Items from a dataset:
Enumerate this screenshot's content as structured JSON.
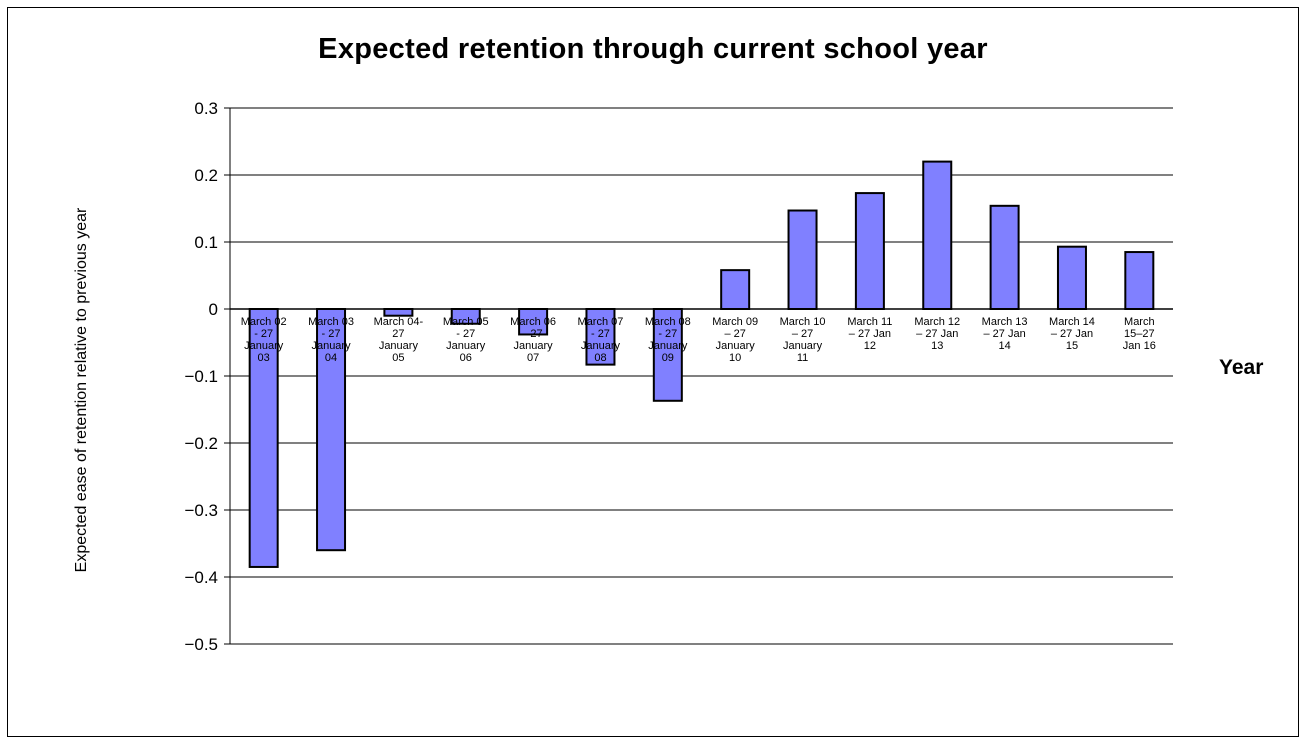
{
  "chart_data": {
    "type": "bar",
    "title": "Expected retention through current school year",
    "xlabel": "Year",
    "ylabel": "Expected ease of retention relative to previous year",
    "ylim": [
      -0.5,
      0.3
    ],
    "yticks": [
      "0.3",
      "0.2",
      "0.1",
      "0",
      "-0.1",
      "-0.2",
      "-0.3",
      "-0.4",
      "-0.5"
    ],
    "grid": true,
    "bar_color": "#8080ff",
    "categories": [
      [
        "March 02",
        "- 27",
        "January",
        "03"
      ],
      [
        "March 03",
        "- 27",
        "January",
        "04"
      ],
      [
        "March 04-",
        "27",
        "January",
        "05"
      ],
      [
        "March 05",
        "- 27",
        "January",
        "06"
      ],
      [
        "March 06",
        "- 27",
        "January",
        "07"
      ],
      [
        "March 07",
        "- 27",
        "January",
        "08"
      ],
      [
        "March 08",
        "- 27",
        "January",
        "09"
      ],
      [
        "March  09",
        "– 27",
        "January",
        "10"
      ],
      [
        "March  10",
        "– 27",
        "January",
        "11"
      ],
      [
        "March  11",
        "– 27 Jan",
        "12"
      ],
      [
        "March  12",
        "– 27 Jan",
        "13"
      ],
      [
        "March  13",
        "– 27 Jan",
        "14"
      ],
      [
        "March  14",
        "– 27 Jan",
        "15"
      ],
      [
        "March",
        "15–27",
        "Jan 16"
      ]
    ],
    "values": [
      -0.385,
      -0.36,
      -0.01,
      -0.022,
      -0.038,
      -0.083,
      -0.137,
      0.058,
      0.147,
      0.173,
      0.22,
      0.154,
      0.093,
      0.085
    ]
  }
}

WRITTEN TASK: Search the listing for the word "Expected". Copy every line in which it occurs.

EXERCISE SOLUTION:
    "title": "Expected retention through current school year",
    "ylabel": "Expected ease of retention relative to previous year",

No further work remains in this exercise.